» Task description:
Identify each line containing the word "name" and copy it.

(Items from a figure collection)
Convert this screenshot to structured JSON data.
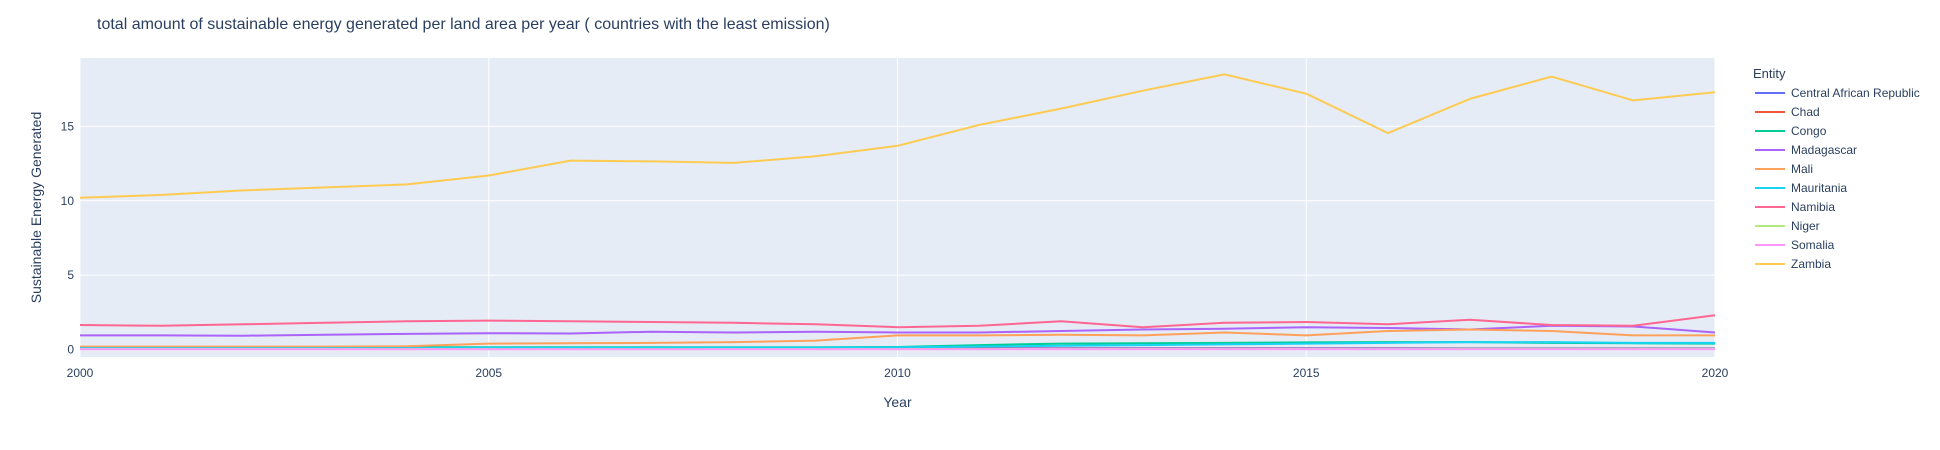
{
  "chart_data": {
    "type": "line",
    "title": "total amount of sustainable energy generated per land area per year ( countries with the least emission)",
    "xlabel": "Year",
    "ylabel": "Sustainable Energy Generated",
    "xlim": [
      2000,
      2020
    ],
    "ylim": [
      -0.5,
      19.6
    ],
    "x_ticks": [
      2000,
      2005,
      2010,
      2015,
      2020
    ],
    "y_ticks": [
      0,
      5,
      10,
      15
    ],
    "grid": true,
    "plot_background": "#e5ecf6",
    "legend_title": "Entity",
    "legend_position": "right",
    "x": [
      2000,
      2001,
      2002,
      2003,
      2004,
      2005,
      2006,
      2007,
      2008,
      2009,
      2010,
      2011,
      2012,
      2013,
      2014,
      2015,
      2016,
      2017,
      2018,
      2019,
      2020
    ],
    "series": [
      {
        "name": "Central African Republic",
        "color": "#636efa",
        "values": [
          0.08,
          0.08,
          0.08,
          0.08,
          0.08,
          0.08,
          0.08,
          0.08,
          0.08,
          0.08,
          0.08,
          0.09,
          0.09,
          0.09,
          0.09,
          0.09,
          0.09,
          0.09,
          0.09,
          0.09,
          0.09
        ]
      },
      {
        "name": "Chad",
        "color": "#ef553b",
        "values": [
          0.05,
          0.05,
          0.05,
          0.05,
          0.05,
          0.05,
          0.05,
          0.05,
          0.05,
          0.05,
          0.05,
          0.05,
          0.05,
          0.05,
          0.05,
          0.05,
          0.05,
          0.05,
          0.05,
          0.05,
          0.05
        ]
      },
      {
        "name": "Congo",
        "color": "#00cc96",
        "values": [
          0.15,
          0.15,
          0.15,
          0.15,
          0.15,
          0.15,
          0.15,
          0.15,
          0.16,
          0.16,
          0.17,
          0.3,
          0.4,
          0.42,
          0.45,
          0.48,
          0.5,
          0.5,
          0.45,
          0.42,
          0.4
        ]
      },
      {
        "name": "Madagascar",
        "color": "#ab63fa",
        "values": [
          0.95,
          0.95,
          0.93,
          1.0,
          1.05,
          1.1,
          1.08,
          1.2,
          1.15,
          1.2,
          1.15,
          1.15,
          1.25,
          1.35,
          1.4,
          1.5,
          1.45,
          1.35,
          1.6,
          1.55,
          1.15
        ]
      },
      {
        "name": "Mali",
        "color": "#ffa15a",
        "values": [
          0.2,
          0.2,
          0.2,
          0.2,
          0.22,
          0.4,
          0.42,
          0.45,
          0.5,
          0.6,
          0.95,
          0.95,
          1.0,
          0.95,
          1.15,
          0.95,
          1.25,
          1.35,
          1.25,
          0.95,
          0.95
        ]
      },
      {
        "name": "Mauritania",
        "color": "#19d3f3",
        "values": [
          0.1,
          0.1,
          0.1,
          0.1,
          0.1,
          0.12,
          0.12,
          0.12,
          0.13,
          0.13,
          0.15,
          0.2,
          0.25,
          0.3,
          0.35,
          0.4,
          0.45,
          0.5,
          0.5,
          0.45,
          0.45
        ]
      },
      {
        "name": "Namibia",
        "color": "#ff6692",
        "values": [
          1.65,
          1.6,
          1.7,
          1.8,
          1.9,
          1.95,
          1.9,
          1.85,
          1.8,
          1.7,
          1.5,
          1.6,
          1.9,
          1.5,
          1.8,
          1.85,
          1.7,
          2.0,
          1.65,
          1.6,
          2.3
        ]
      },
      {
        "name": "Niger",
        "color": "#b6e880",
        "values": [
          0.03,
          0.03,
          0.03,
          0.03,
          0.03,
          0.03,
          0.03,
          0.03,
          0.03,
          0.03,
          0.03,
          0.03,
          0.04,
          0.04,
          0.04,
          0.04,
          0.04,
          0.05,
          0.05,
          0.05,
          0.05
        ]
      },
      {
        "name": "Somalia",
        "color": "#ff97ff",
        "values": [
          0.02,
          0.02,
          0.02,
          0.02,
          0.02,
          0.02,
          0.02,
          0.02,
          0.02,
          0.02,
          0.02,
          0.02,
          0.02,
          0.02,
          0.02,
          0.02,
          0.02,
          0.02,
          0.02,
          0.02,
          0.02
        ]
      },
      {
        "name": "Zambia",
        "color": "#fecb52",
        "values": [
          10.2,
          10.4,
          10.7,
          10.9,
          11.1,
          11.7,
          12.7,
          12.65,
          12.55,
          13.0,
          13.7,
          15.1,
          16.2,
          17.4,
          18.5,
          17.2,
          14.55,
          16.85,
          18.35,
          16.75,
          17.3
        ]
      }
    ]
  }
}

» Output of the exercise:
        "name": "Central African Republic",
        "name": "Chad",
        "name": "Congo",
        "name": "Madagascar",
        "name": "Mali",
        "name": "Mauritania",
        "name": "Namibia",
        "name": "Niger",
        "name": "Somalia",
        "name": "Zambia",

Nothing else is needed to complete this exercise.